## CHALLENGE
In the entries that follow, how many lines contain the word "check"? Answer with the number only.

## PROVIDED RECORDS
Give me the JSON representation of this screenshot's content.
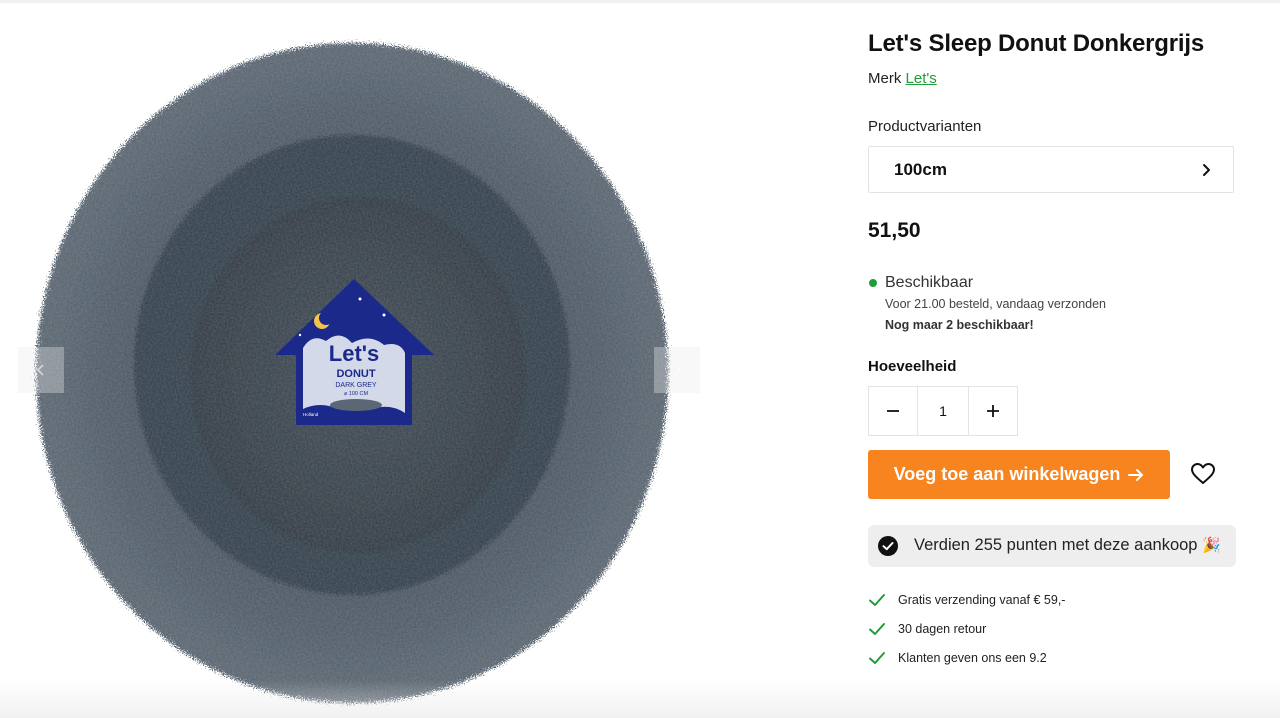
{
  "product": {
    "title": "Let's Sleep Donut Donkergrijs",
    "brand_label": "Merk",
    "brand_name": "Let's",
    "variants_label": "Productvarianten",
    "variant_selected": "100cm",
    "price": "51,50",
    "availability": {
      "status": "Beschikbaar",
      "note": "Voor 21.00 besteld, vandaag verzonden",
      "stock": "Nog maar 2 beschikbaar!",
      "color": "#1f9d3a"
    },
    "quantity_label": "Hoeveelheid",
    "quantity": "1",
    "add_to_cart": "Voeg toe aan winkelwagen",
    "points_text": "Verdien 255 punten met deze aankoop",
    "points_emoji": "🎉",
    "usps": [
      "Gratis verzending vanaf € 59,-",
      "30 dagen retour",
      "Klanten geven ons een 9.2"
    ]
  },
  "image": {
    "tag_lines": [
      "Let's",
      "DONUT",
      "DARK GREY",
      "⌀ 100 CM"
    ],
    "tag_brand": "Holland"
  },
  "colors": {
    "accent": "#f7841e",
    "link": "#1f9d3a",
    "tag_blue": "#1b2a8a",
    "fur": "#3c4751"
  },
  "icons": {
    "gallery_prev": "chevron-left-icon",
    "gallery_next": "chevron-right-icon",
    "variant": "chevron-right-icon",
    "qty_minus": "minus-icon",
    "qty_plus": "plus-icon",
    "cart_arrow": "arrow-right-icon",
    "wishlist": "heart-icon",
    "points": "check-circle-icon",
    "usp": "check-icon"
  }
}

## IN RESPONSE
2